=== Provided information ===

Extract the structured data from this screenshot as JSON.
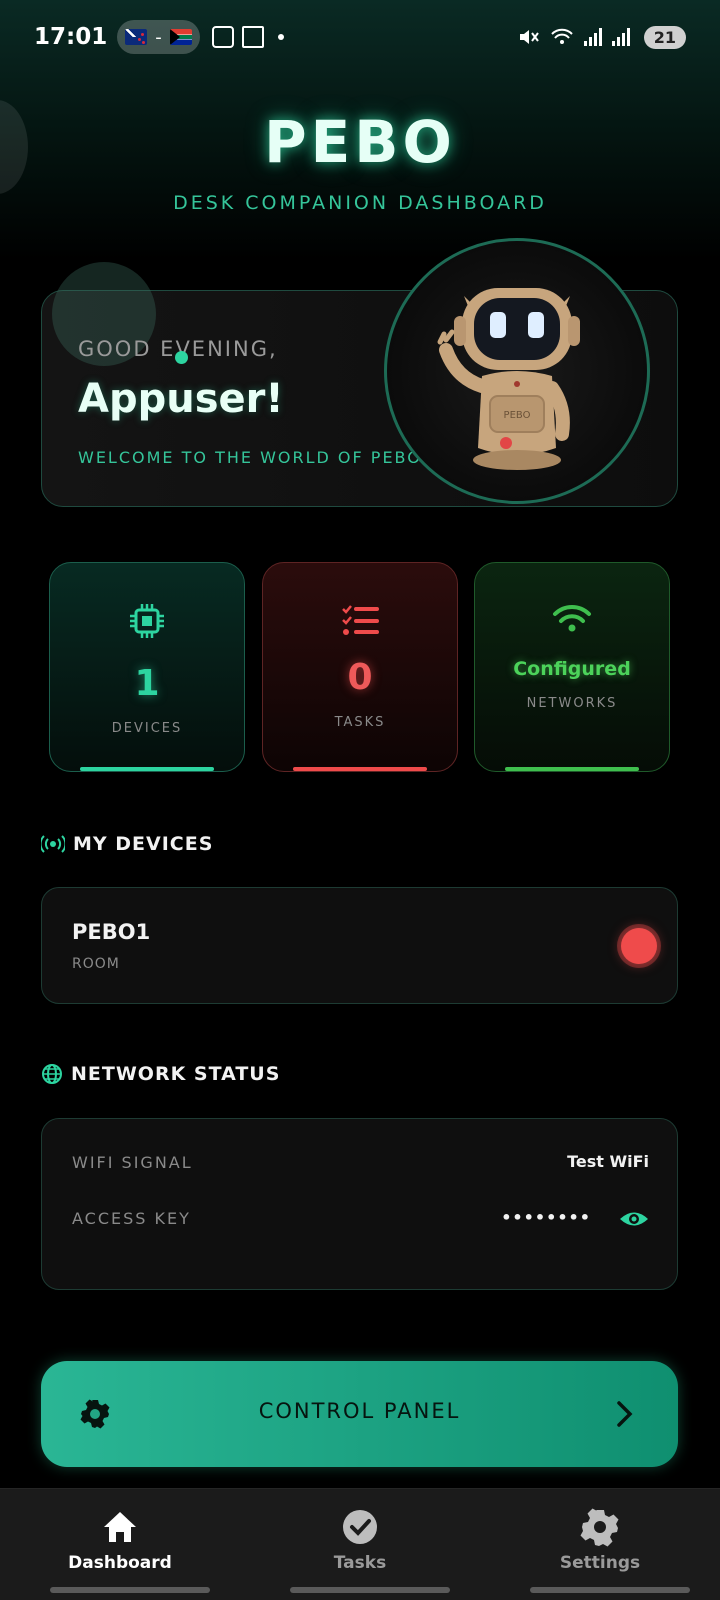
{
  "status_bar": {
    "time": "17:01",
    "separator": "-",
    "battery": "21"
  },
  "header": {
    "brand": "PEBO",
    "subtitle": "DESK COMPANION DASHBOARD"
  },
  "greeting": {
    "salutation": "GOOD EVENING,",
    "name": "Appuser!",
    "welcome": "WELCOME TO THE WORLD OF PEBO",
    "robot_chest_label": "PEBO"
  },
  "stats": {
    "devices": {
      "value": "1",
      "label": "DEVICES",
      "icon": "chip-icon"
    },
    "tasks": {
      "value": "0",
      "label": "TASKS",
      "icon": "checklist-icon"
    },
    "networks": {
      "value": "Configured",
      "label": "NETWORKS",
      "icon": "wifi-icon"
    }
  },
  "my_devices": {
    "title": "MY DEVICES",
    "icon": "broadcast-icon",
    "items": [
      {
        "name": "PEBO1",
        "room": "ROOM",
        "status_color": "#ef4b4b"
      }
    ]
  },
  "network_status": {
    "title": "NETWORK STATUS",
    "icon": "globe-icon",
    "wifi_label": "WIFI SIGNAL",
    "wifi_value": "Test WiFi",
    "key_label": "ACCESS KEY",
    "key_value": "••••••••"
  },
  "control_panel": {
    "label": "CONTROL PANEL",
    "icon": "gear-icon"
  },
  "bottom_nav": {
    "items": [
      {
        "label": "Dashboard",
        "icon": "home-icon",
        "active": true
      },
      {
        "label": "Tasks",
        "icon": "check-circle-icon",
        "active": false
      },
      {
        "label": "Settings",
        "icon": "gear-icon",
        "active": false
      }
    ]
  },
  "colors": {
    "accent": "#2dd4a0",
    "danger": "#ef4b4b",
    "success": "#4cd25a",
    "background": "#000000"
  }
}
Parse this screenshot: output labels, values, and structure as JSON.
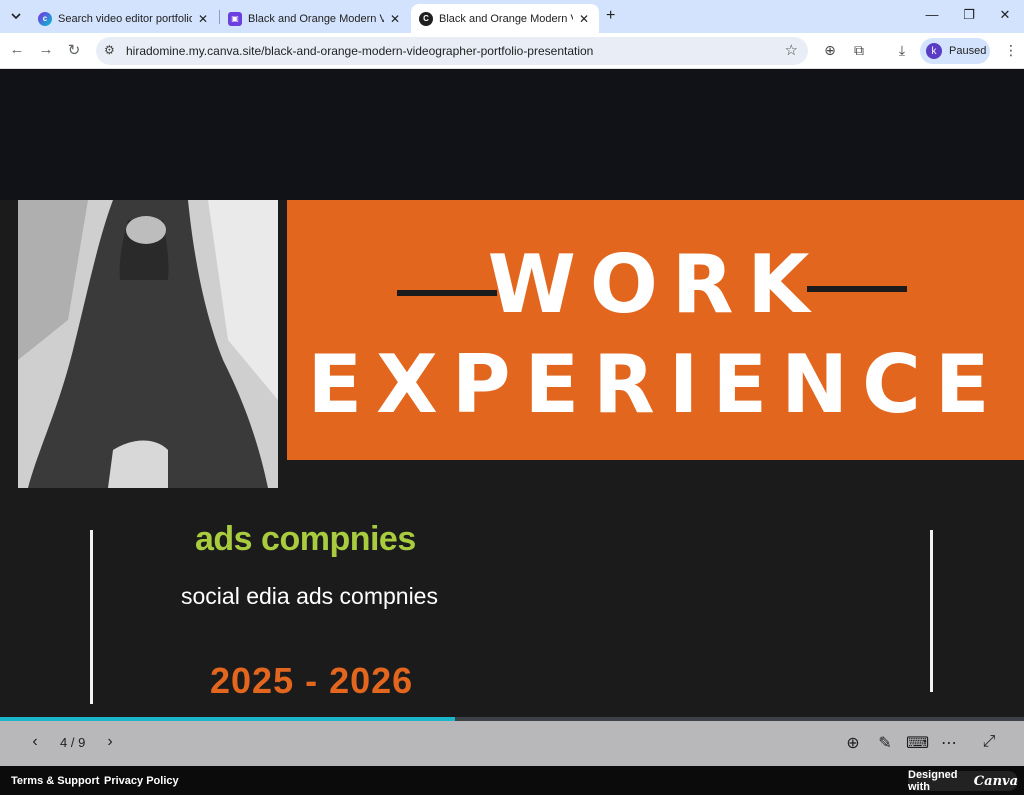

===

#### [Problem to solve]
Look through the entries above. Extract each line with the word "icon".

#### [The output]
      "icon": "chip-icon"
      "icon": "checklist-icon"
      "icon": "wifi-icon"
    "icon": "broadcast-icon",
    "icon": "globe-icon",
    "icon": "gear-icon"
        "icon": "home-icon",
        "icon": "check-circle-icon",
        "icon": "gear-icon",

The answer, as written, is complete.